— Start Information shown —

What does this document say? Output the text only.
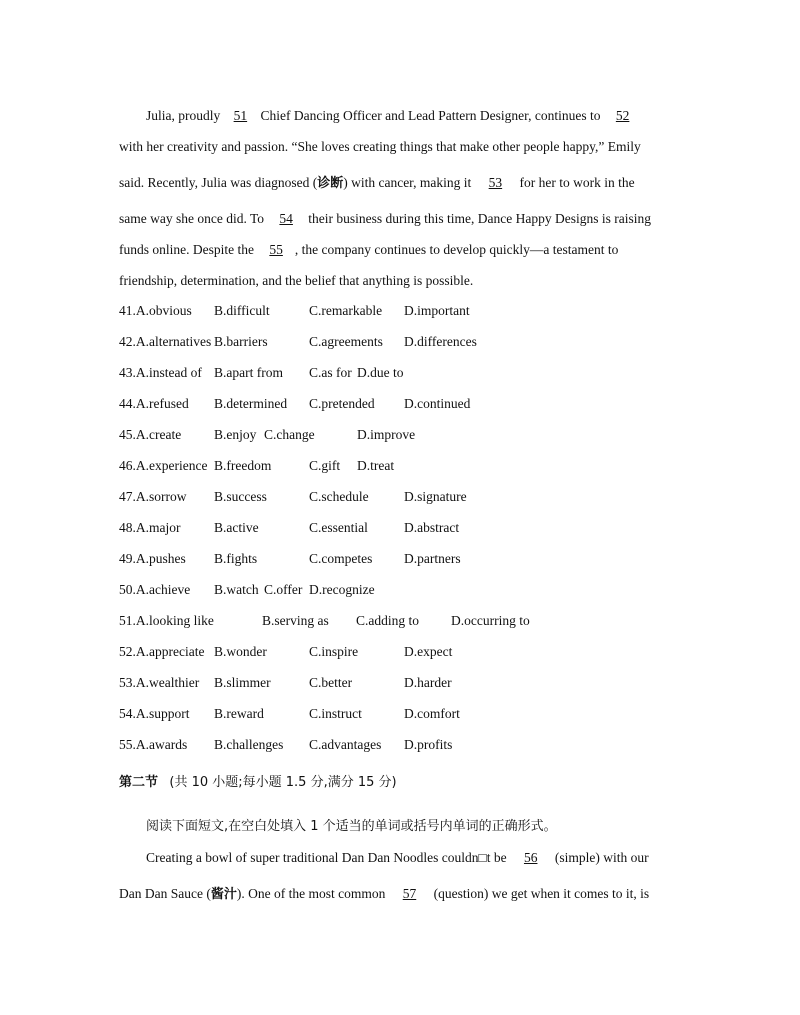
Julia, proudly 51 Chief Dancing Officer and Lead Pattern Designer, continues to 52
with her creativity and passion. “She loves creating things that make other people happy,” Emily
said. Recently, Julia was diagnosed (诊断) with cancer, making it 53 for her to work in the
same way she once did. To 54 their business during this time, Dance Happy Designs is raising
funds online. Despite the 55 , the company continues to develop quickly—a testament to
friendship, determination, and the belief that anything is possible.
41.A.obvious B.difficult	C.remarkable D.important
42.A.alternatives B.barriers	C.agreements D.differences
43.A.instead of B.apart from C.as for D.due to
44.A.refused B.determined C.pretended D.continued
45.A.create B.enjoy C.change	D.improve
46.A.experience B.freedom	C.gift D.treat
47.A.sorrow B.success	C.schedule	D.signature
48.A.major B.active	C.essential	D.abstract
49.A.pushes B.fights	C.competes D.partners
50.A.achieve B.watch C.offer D.recognize
51.A.looking like	B.serving as C.adding to D.occurring to
52.A.appreciate B.wonder	C.inspire	D.expect
53.A.wealthier B.slimmer	C.better	D.harder
54.A.support B.reward	C.instruct	D.comfort
55.A.awards B.challenges C.advantages D.profits
第二节 (共 10 小题;每小题 1.5 分,满分 15 分)
阅读下面短文,在空白处填入 1 个适当的单词或括号内单词的正确形式。
Creating a bowl of super traditional Dan Dan Noodles couldn□t be 56 (simple) with our
Dan Dan Sauce (酱汁). One of the most common 57 (question) we get when it comes to it, is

— End Information shown —

Copy the whole listing above word for word but do not carry over the pictures.

What does this document say? Output the text only.
Julia, proudly 51 Chief Dancing Officer and Lead Pattern Designer, continues to 52
with her creativity and passion. “She loves creating things that make other people happy,” Emily
said. Recently, Julia was diagnosed (诊断) with cancer, making it 53 for her to work in the
same way she once did. To 54 their business during this time, Dance Happy Designs is raising
funds online. Despite the 55 , the company continues to develop quickly—a testament to
friendship, determination, and the belief that anything is possible.
41.A.obvious B.difficult	C.remarkable D.important
42.A.alternatives B.barriers	C.agreements D.differences
43.A.instead of B.apart from C.as for D.due to
44.A.refused B.determined C.pretended D.continued
45.A.create B.enjoy C.change	D.improve
46.A.experience B.freedom	C.gift D.treat
47.A.sorrow B.success	C.schedule	D.signature
48.A.major B.active	C.essential	D.abstract
49.A.pushes B.fights	C.competes D.partners
50.A.achieve B.watch C.offer D.recognize
51.A.looking like	B.serving as C.adding to D.occurring to
52.A.appreciate B.wonder	C.inspire	D.expect
53.A.wealthier B.slimmer	C.better	D.harder
54.A.support B.reward	C.instruct	D.comfort
55.A.awards B.challenges C.advantages D.profits
第二节 (共 10 小题;每小题 1.5 分,满分 15 分)
阅读下面短文,在空白处填入 1 个适当的单词或括号内单词的正确形式。
Creating a bowl of super traditional Dan Dan Noodles couldn□t be 56 (simple) with our
Dan Dan Sauce (酱汁). One of the most common 57 (question) we get when it comes to it, is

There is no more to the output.